(Records that describe figures)
+---+

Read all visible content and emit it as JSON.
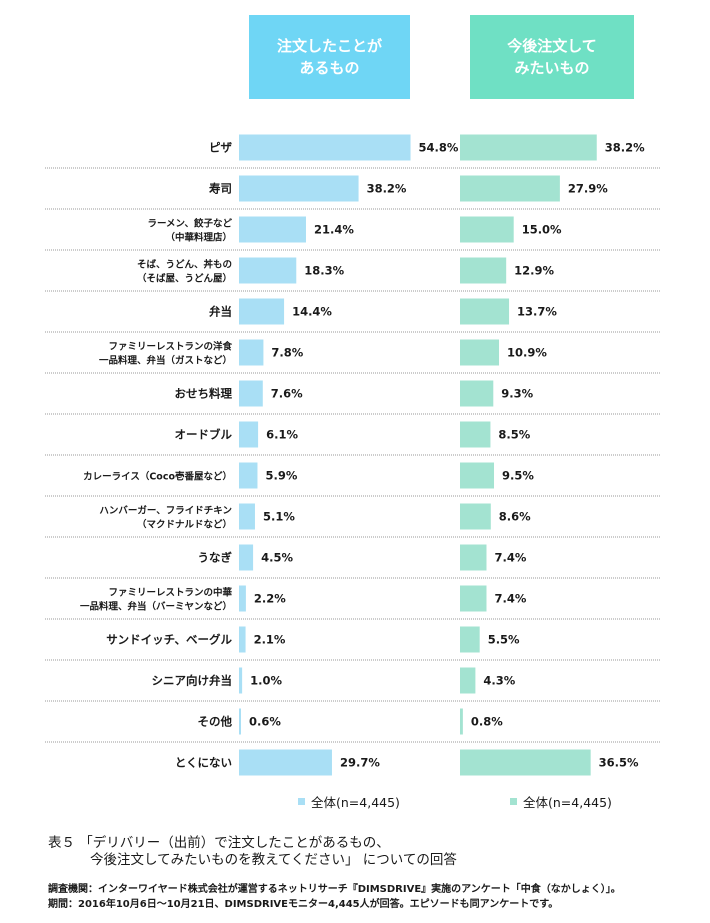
{
  "headers": {
    "left": [
      "注文したことが",
      "あるもの"
    ],
    "right": [
      "今後注文して",
      "みたいもの"
    ]
  },
  "colors": {
    "left_bar": "#a9dff5",
    "right_bar": "#a3e3d1",
    "left_header": "#6fd6f5",
    "right_header": "#6fe0c4"
  },
  "chart_data": {
    "type": "bar",
    "orientation": "horizontal",
    "categories": [
      [
        "ピザ"
      ],
      [
        "寿司"
      ],
      [
        "ラーメン、餃子など",
        "（中華料理店）"
      ],
      [
        "そば、うどん、丼もの",
        "（そば屋、うどん屋）"
      ],
      [
        "弁当"
      ],
      [
        "ファミリーレストランの洋食",
        "一品料理、弁当（ガストなど）"
      ],
      [
        "おせち料理"
      ],
      [
        "オードブル"
      ],
      [
        "カレーライス（Coco壱番屋など）"
      ],
      [
        "ハンバーガー、フライドチキン",
        "（マクドナルドなど）"
      ],
      [
        "うなぎ"
      ],
      [
        "ファミリーレストランの中華",
        "一品料理、弁当（バーミヤンなど）"
      ],
      [
        "サンドイッチ、ベーグル"
      ],
      [
        "シニア向け弁当"
      ],
      [
        "その他"
      ],
      [
        "とくにない"
      ]
    ],
    "series": [
      {
        "name": "全体(n=4,445)",
        "panel": "注文したことがあるもの",
        "values": [
          54.8,
          38.2,
          21.4,
          18.3,
          14.4,
          7.8,
          7.6,
          6.1,
          5.9,
          5.1,
          4.5,
          2.2,
          2.1,
          1.0,
          0.6,
          29.7
        ],
        "labels": [
          "54.8%",
          "38.2%",
          "21.4%",
          "18.3%",
          "14.4%",
          "7.8%",
          "7.6%",
          "6.1%",
          "5.9%",
          "5.1%",
          "4.5%",
          "2.2%",
          "2.1%",
          "1.0%",
          "0.6%",
          "29.7%"
        ]
      },
      {
        "name": "全体(n=4,445)",
        "panel": "今後注文してみたいもの",
        "values": [
          38.2,
          27.9,
          15.0,
          12.9,
          13.7,
          10.9,
          9.3,
          8.5,
          9.5,
          8.6,
          7.4,
          7.4,
          5.5,
          4.3,
          0.8,
          36.5
        ],
        "labels": [
          "38.2%",
          "27.9%",
          "15.0%",
          "12.9%",
          "13.7%",
          "10.9%",
          "9.3%",
          "8.5%",
          "9.5%",
          "8.6%",
          "7.4%",
          "7.4%",
          "5.5%",
          "4.3%",
          "0.8%",
          "36.5%"
        ]
      }
    ]
  },
  "legend": {
    "left": "全体(n=4,445)",
    "right": "全体(n=4,445)"
  },
  "caption": {
    "line1": "表５ 「デリバリー（出前）で注文したことがあるもの、",
    "line2": "今後注文してみたいものを教えてください」 についての回答"
  },
  "note": {
    "line1": "調査機関：インターワイヤード株式会社が運営するネットリサーチ『DIMSDRIVE』実施のアンケート「中食（なかしょく）」。",
    "line2": "期間：2016年10月6日〜10月21日、DIMSDRIVEモニター4,445人が回答。エピソードも同アンケートです。"
  }
}
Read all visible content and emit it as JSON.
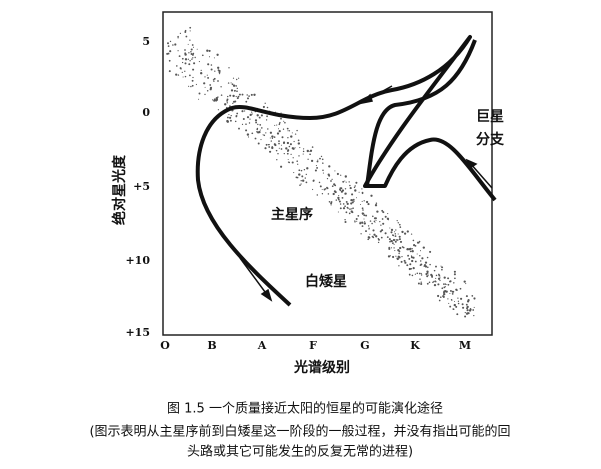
{
  "figure": {
    "y_axis_label": "绝对星光度",
    "x_axis_label": "光谱级别",
    "y_labels": [
      "5",
      "0",
      "+5",
      "+10",
      "+15"
    ],
    "x_labels": [
      "O",
      "B",
      "A",
      "F",
      "G",
      "K",
      "M"
    ],
    "annotations": {
      "giant_branch_1": "巨星",
      "giant_branch_2": "分支",
      "main_sequence": "主星序",
      "white_dwarf": "白矮星"
    }
  },
  "caption": {
    "title": "图 1.5   一个质量接近太阳的恒星的可能演化途径",
    "line1": "(图示表明从主星序前到白矮星这一阶段的一般过程，并没有指出可能的回",
    "line2": "头路或其它可能发生的反复无常的进程)"
  }
}
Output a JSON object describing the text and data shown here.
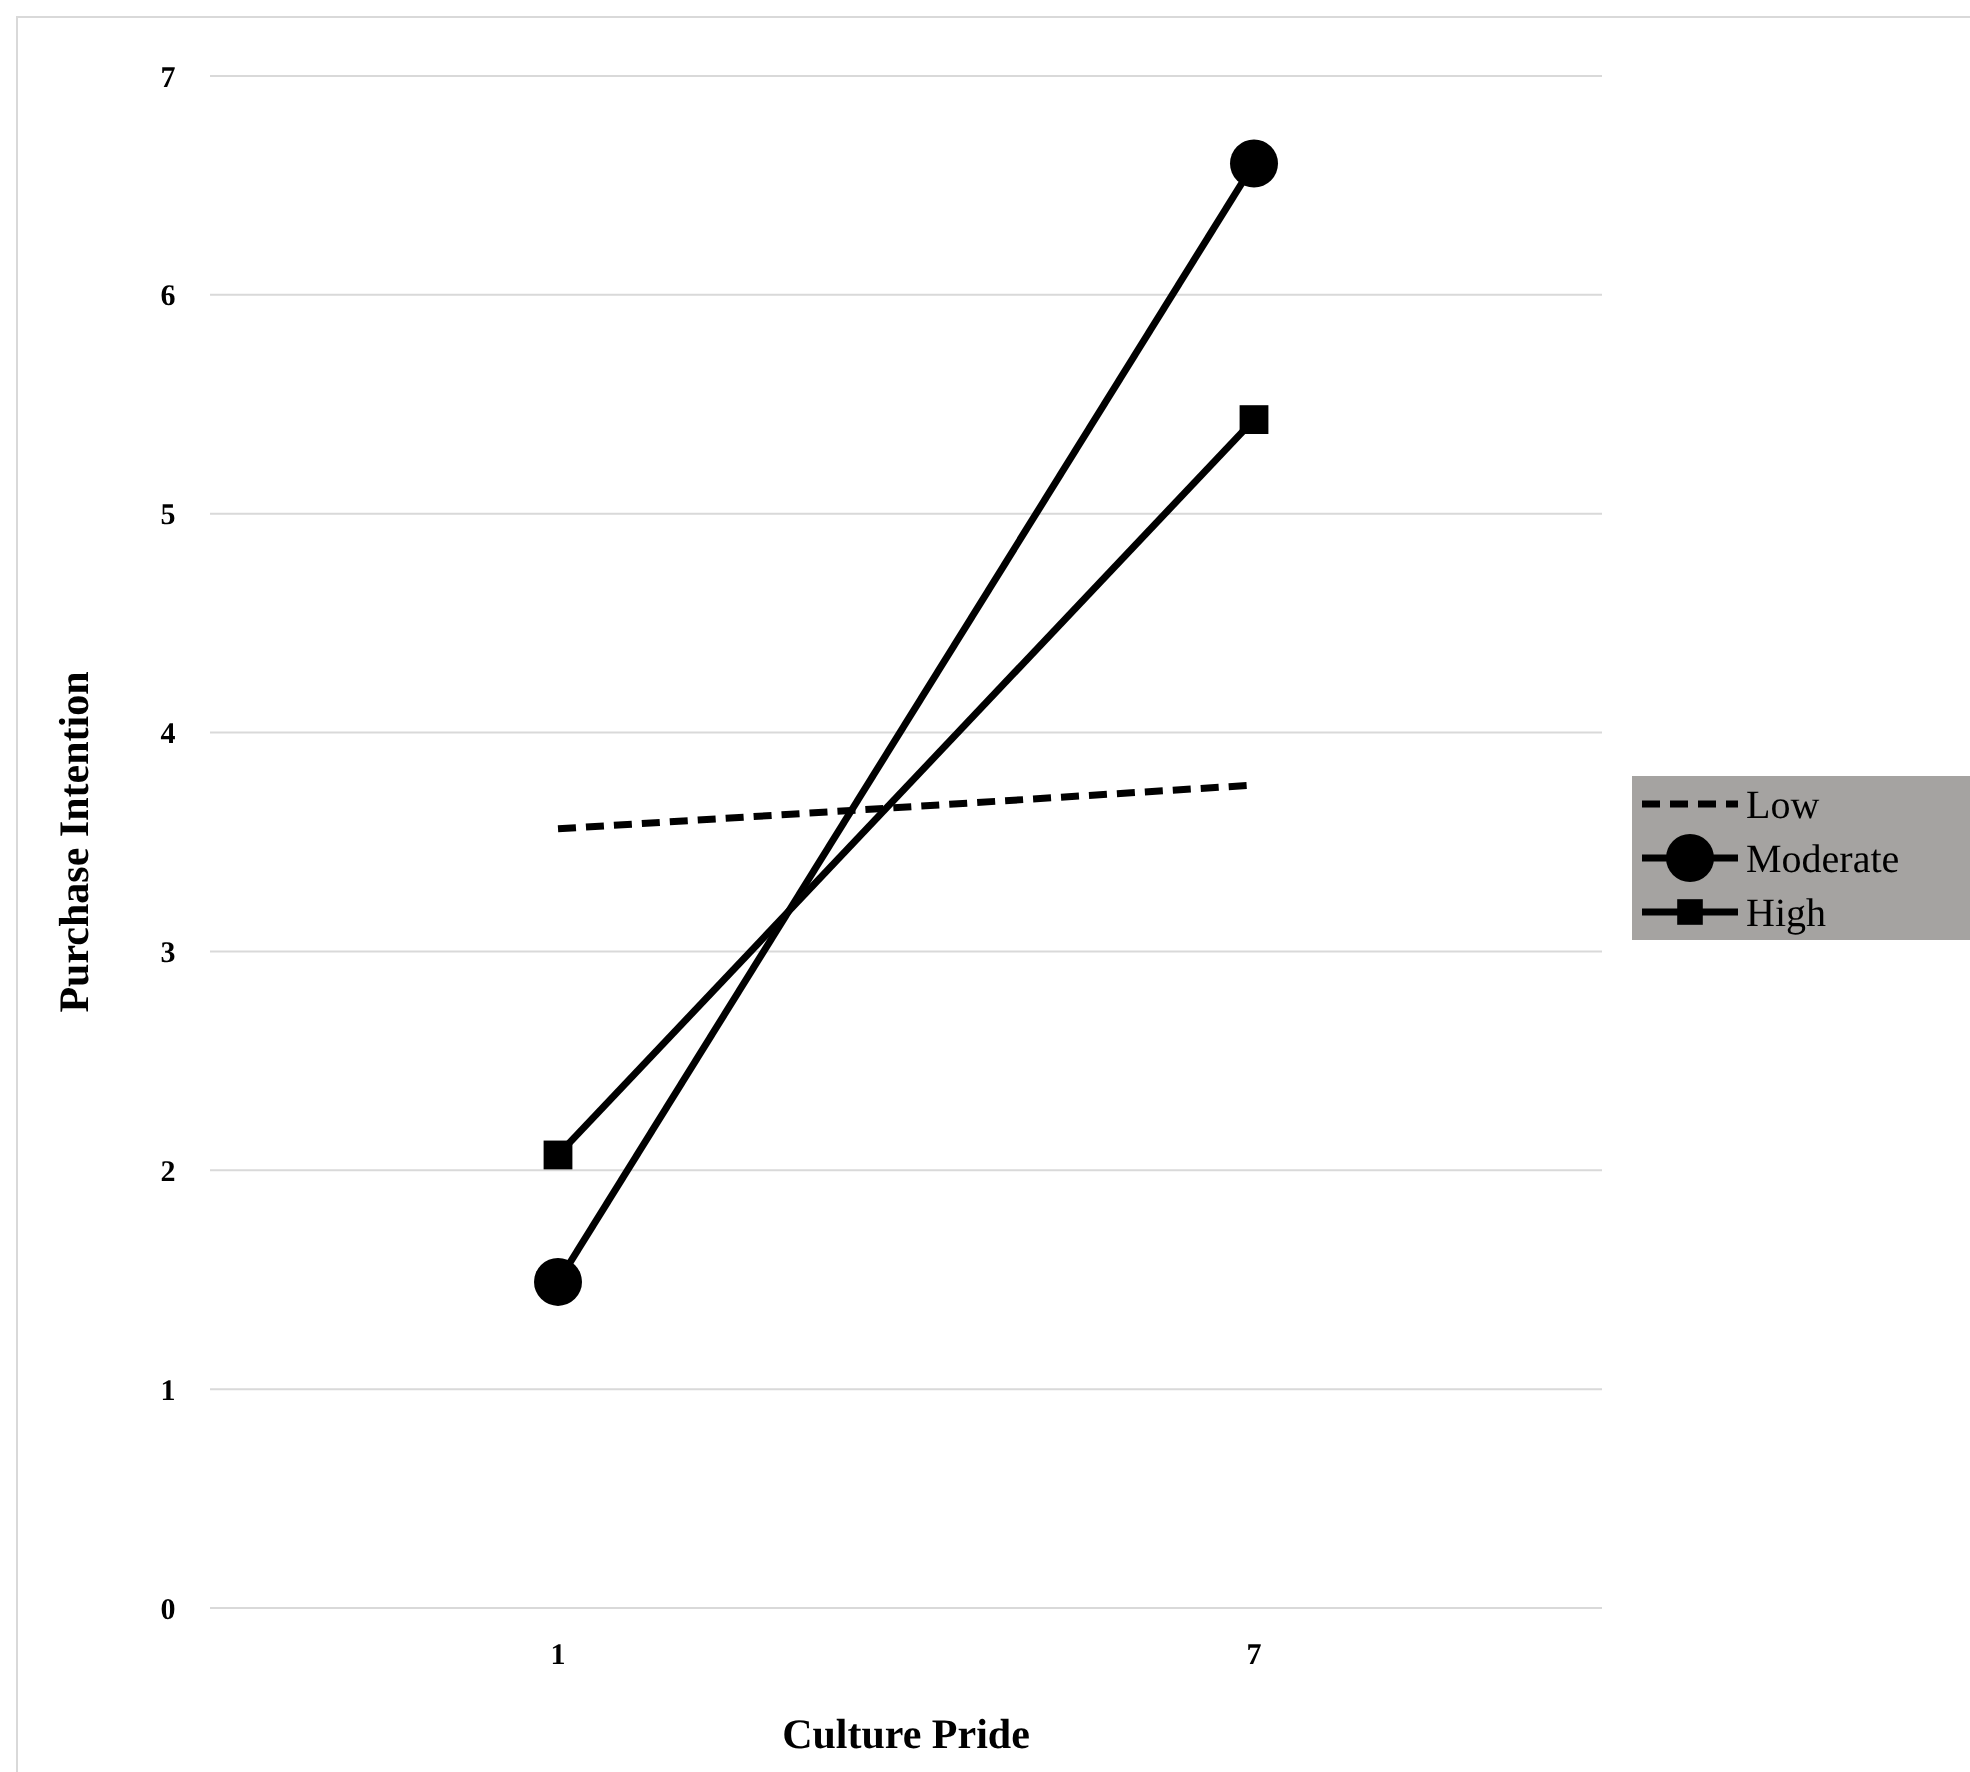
{
  "chart_data": {
    "type": "line",
    "xlabel": "Culture Pride",
    "ylabel": "Purchase Intention",
    "categories": [
      "1",
      "7"
    ],
    "series": [
      {
        "name": "Low",
        "color": "#000000",
        "values": [
          3.56,
          3.76
        ],
        "line_style": "dashed",
        "marker": "none"
      },
      {
        "name": "Moderate",
        "color": "#000000",
        "values": [
          1.49,
          6.6
        ],
        "line_style": "solid",
        "marker": "circle"
      },
      {
        "name": "High",
        "color": "#000000",
        "values": [
          2.07,
          5.43
        ],
        "line_style": "solid",
        "marker": "square"
      }
    ],
    "ylim": [
      0,
      7
    ],
    "yticks": [
      0,
      1,
      2,
      3,
      4,
      5,
      6,
      7
    ],
    "grid": "y",
    "legend": "right"
  }
}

+---+

## Stated problem
The pictures stay out; repeat exactly the lines from the one with "Output a JSON" to the end of the entries above, and nothing else.

## Exercise answer
Output a JSON object describing the text and data shown here.
{
  "chart_data": {
    "type": "line",
    "xlabel": "Culture Pride",
    "ylabel": "Purchase Intention",
    "categories": [
      "1",
      "7"
    ],
    "series": [
      {
        "name": "Low",
        "color": "#000000",
        "values": [
          3.56,
          3.76
        ],
        "line_style": "dashed",
        "marker": "none"
      },
      {
        "name": "Moderate",
        "color": "#000000",
        "values": [
          1.49,
          6.6
        ],
        "line_style": "solid",
        "marker": "circle"
      },
      {
        "name": "High",
        "color": "#000000",
        "values": [
          2.07,
          5.43
        ],
        "line_style": "solid",
        "marker": "square"
      }
    ],
    "ylim": [
      0,
      7
    ],
    "yticks": [
      0,
      1,
      2,
      3,
      4,
      5,
      6,
      7
    ],
    "grid": "y",
    "legend": "right"
  }
}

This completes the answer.